- TASK INPUTS -
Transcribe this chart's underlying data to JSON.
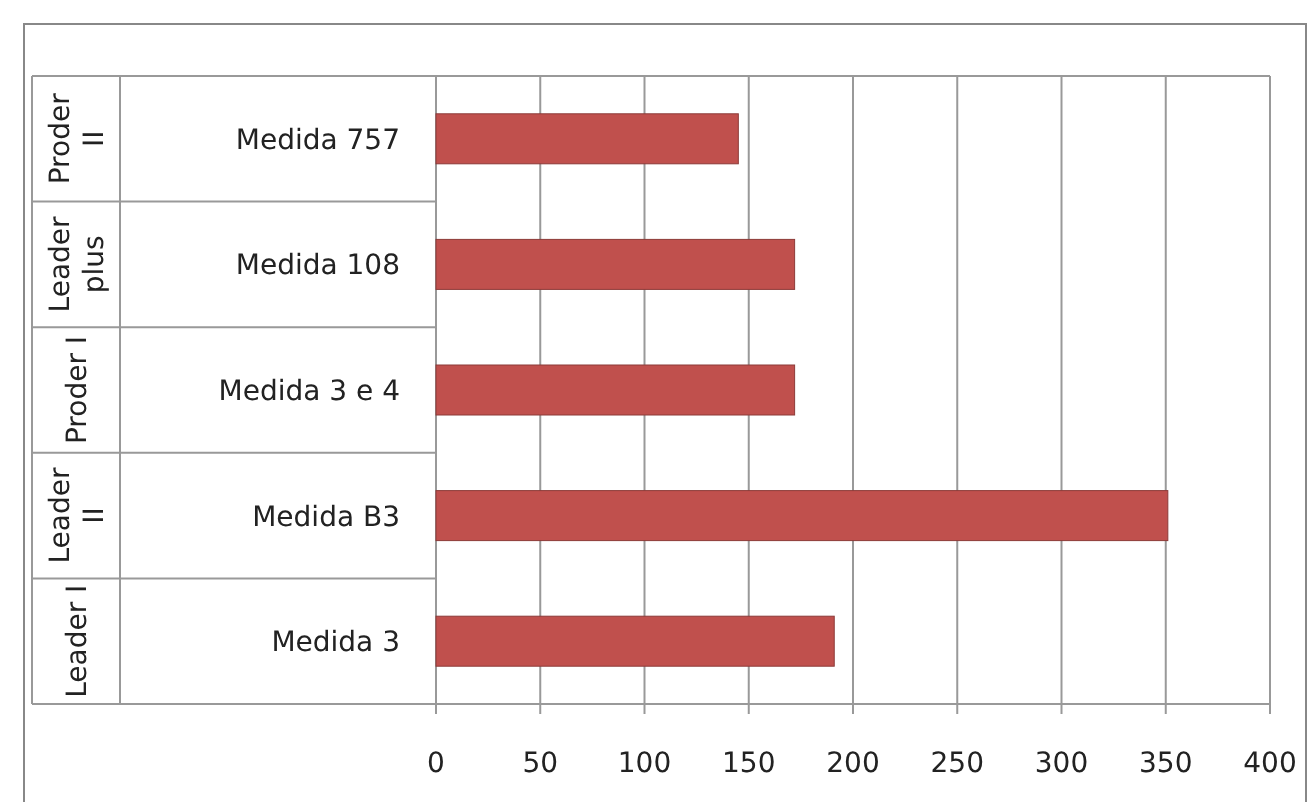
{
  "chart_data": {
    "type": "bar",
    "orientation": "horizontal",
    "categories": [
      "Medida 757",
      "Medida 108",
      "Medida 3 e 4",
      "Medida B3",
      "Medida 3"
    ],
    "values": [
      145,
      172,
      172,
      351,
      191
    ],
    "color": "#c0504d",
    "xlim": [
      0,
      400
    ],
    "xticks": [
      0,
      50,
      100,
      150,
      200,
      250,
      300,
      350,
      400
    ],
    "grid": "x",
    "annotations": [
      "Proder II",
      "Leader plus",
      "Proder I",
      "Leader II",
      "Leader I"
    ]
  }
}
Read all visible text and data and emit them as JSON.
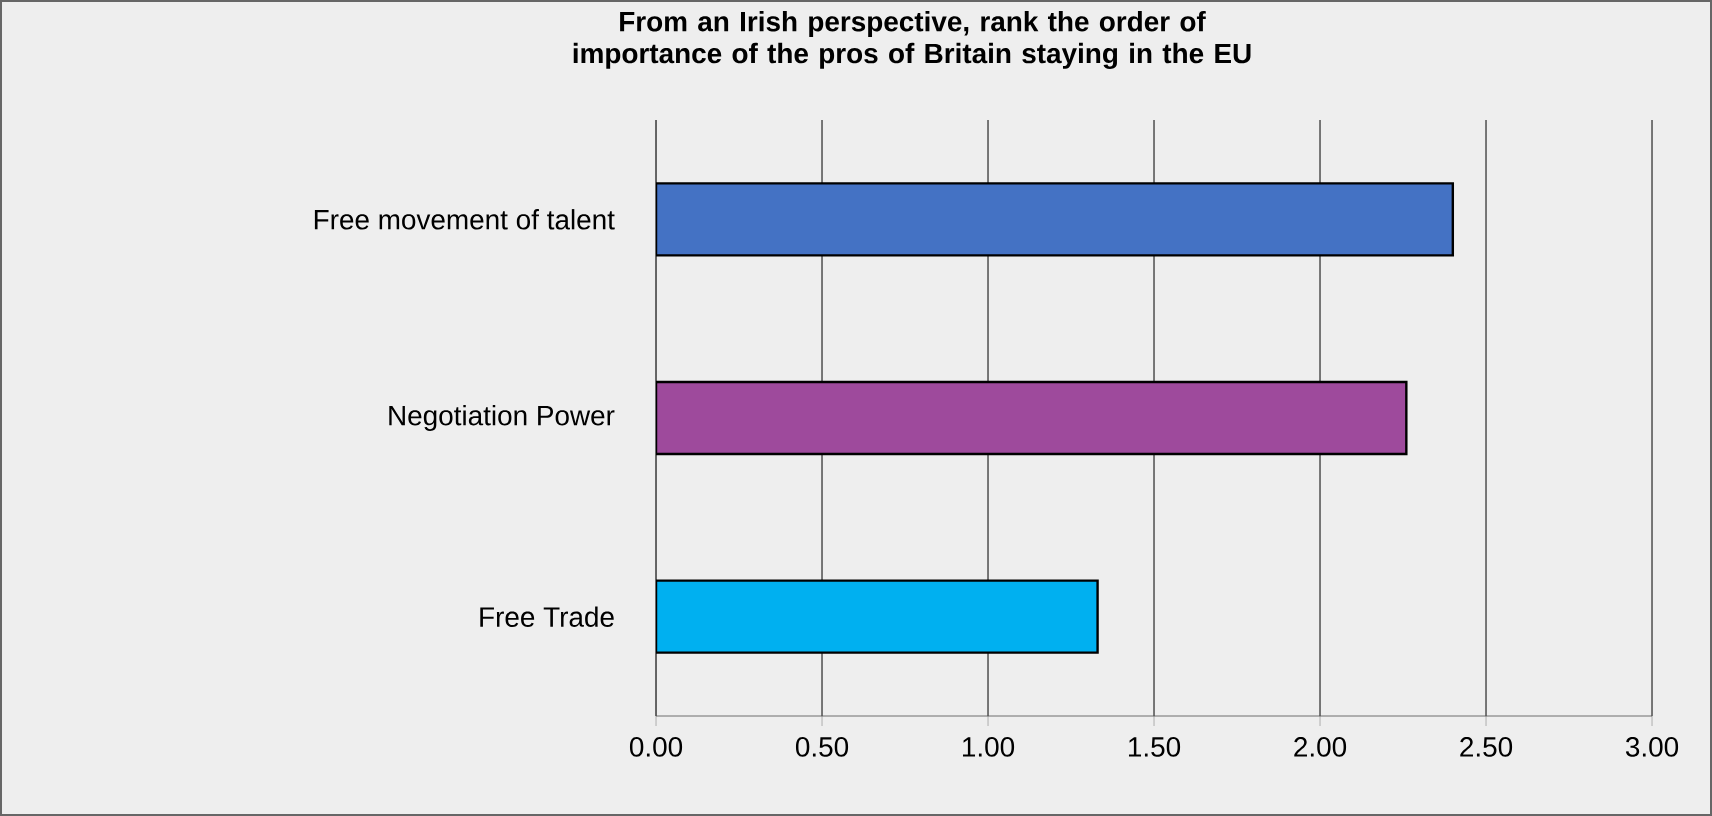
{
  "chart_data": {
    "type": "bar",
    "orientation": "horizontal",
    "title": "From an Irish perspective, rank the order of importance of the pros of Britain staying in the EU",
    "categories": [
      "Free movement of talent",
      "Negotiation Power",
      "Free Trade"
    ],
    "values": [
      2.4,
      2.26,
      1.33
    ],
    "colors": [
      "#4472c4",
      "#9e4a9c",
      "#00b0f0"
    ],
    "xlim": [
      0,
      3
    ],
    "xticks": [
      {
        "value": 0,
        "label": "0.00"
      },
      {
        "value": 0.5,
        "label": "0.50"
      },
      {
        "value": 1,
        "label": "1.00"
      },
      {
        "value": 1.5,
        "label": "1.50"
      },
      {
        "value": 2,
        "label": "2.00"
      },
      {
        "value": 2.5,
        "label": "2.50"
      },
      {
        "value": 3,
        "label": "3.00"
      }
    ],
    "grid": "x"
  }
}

- OBJECTIVE -
Using the listing above, return all lines where the word "JSON" occurs.

- FINISHED EXERCISE -
Transcribe this chart's underlying data to JSON.
Read all visible text and data and emit them as JSON.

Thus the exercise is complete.